**REQUIREMENTS:** Transcribe the records that follow. Keep every word exactly, and drop the pictures.

· · · ·

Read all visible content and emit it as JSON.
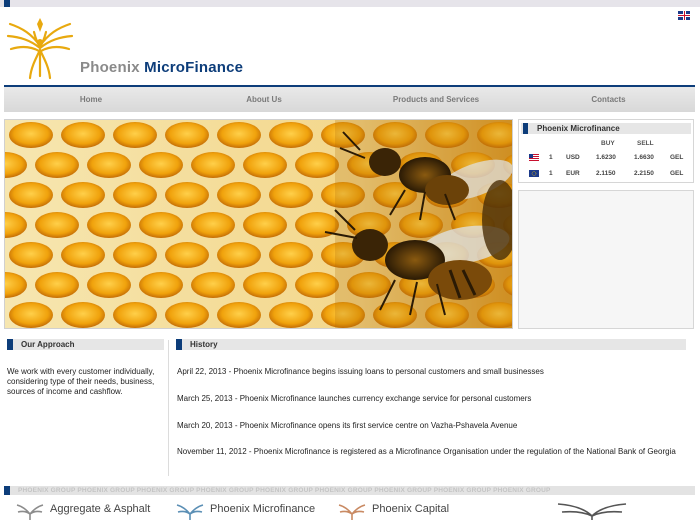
{
  "brand": {
    "name_part1": "Phoenix",
    "name_part2": "MicroFinance"
  },
  "language": {
    "icon": "uk-flag-icon"
  },
  "nav": {
    "items": [
      {
        "label": "Home"
      },
      {
        "label": "About Us"
      },
      {
        "label": "Products and Services"
      },
      {
        "label": "Contacts"
      }
    ]
  },
  "rates": {
    "title": "Phoenix Microfinance",
    "buy_label": "BUY",
    "sell_label": "SELL",
    "rows": [
      {
        "flag": "us-flag-icon",
        "amount": "1",
        "currency": "USD",
        "buy": "1.6230",
        "sell": "1.6630",
        "target": "GEL"
      },
      {
        "flag": "eu-flag-icon",
        "amount": "1",
        "currency": "EUR",
        "buy": "2.1150",
        "sell": "2.2150",
        "target": "GEL"
      }
    ]
  },
  "approach": {
    "title": "Our Approach",
    "text": "We work with every customer individually, considering type of their needs, business, sources of income and cashflow."
  },
  "history": {
    "title": "History",
    "items": [
      "April 22, 2013 - Phoenix Microfinance begins issuing loans to personal customers and small businesses",
      "March 25, 2013 - Phoenix Microfinance launches currency exchange service for personal customers",
      "March 20, 2013 - Phoenix Microfinance opens its first service centre on Vazha-Pshavela Avenue",
      "November 11, 2012 - Phoenix Microfinance is registered as a Microfinance Organisation under the regulation of the National Bank of Georgia"
    ]
  },
  "footer": {
    "group_label": "PHOENIX GROUP",
    "partners": [
      "Aggregate & Asphalt",
      "Phoenix Microfinance",
      "Phoenix Capital"
    ]
  },
  "colors": {
    "accent": "#0d3d7a",
    "gold": "#e8a90f"
  }
}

· · · ·

**SOLVED EXERCISE:**
Read all visible content and emit it as JSON.
{
  "brand": {
    "name_part1": "Phoenix",
    "name_part2": "MicroFinance"
  },
  "language": {
    "icon": "uk-flag-icon"
  },
  "nav": {
    "items": [
      {
        "label": "Home"
      },
      {
        "label": "About Us"
      },
      {
        "label": "Products and Services"
      },
      {
        "label": "Contacts"
      }
    ]
  },
  "rates": {
    "title": "Phoenix Microfinance",
    "buy_label": "BUY",
    "sell_label": "SELL",
    "rows": [
      {
        "flag": "us-flag-icon",
        "amount": "1",
        "currency": "USD",
        "buy": "1.6230",
        "sell": "1.6630",
        "target": "GEL"
      },
      {
        "flag": "eu-flag-icon",
        "amount": "1",
        "currency": "EUR",
        "buy": "2.1150",
        "sell": "2.2150",
        "target": "GEL"
      }
    ]
  },
  "approach": {
    "title": "Our Approach",
    "text": "We work with every customer individually, considering type of their needs, business, sources of income and cashflow."
  },
  "history": {
    "title": "History",
    "items": [
      "April 22, 2013 - Phoenix Microfinance begins issuing loans to personal customers and small businesses",
      "March 25, 2013 - Phoenix Microfinance launches currency exchange service for personal customers",
      "March 20, 2013 - Phoenix Microfinance opens its first service centre on Vazha-Pshavela Avenue",
      "November 11, 2012 - Phoenix Microfinance is registered as a Microfinance Organisation under the regulation of the National Bank of Georgia"
    ]
  },
  "footer": {
    "group_label": "PHOENIX GROUP",
    "partners": [
      "Aggregate & Asphalt",
      "Phoenix Microfinance",
      "Phoenix Capital"
    ]
  },
  "colors": {
    "accent": "#0d3d7a",
    "gold": "#e8a90f"
  }
}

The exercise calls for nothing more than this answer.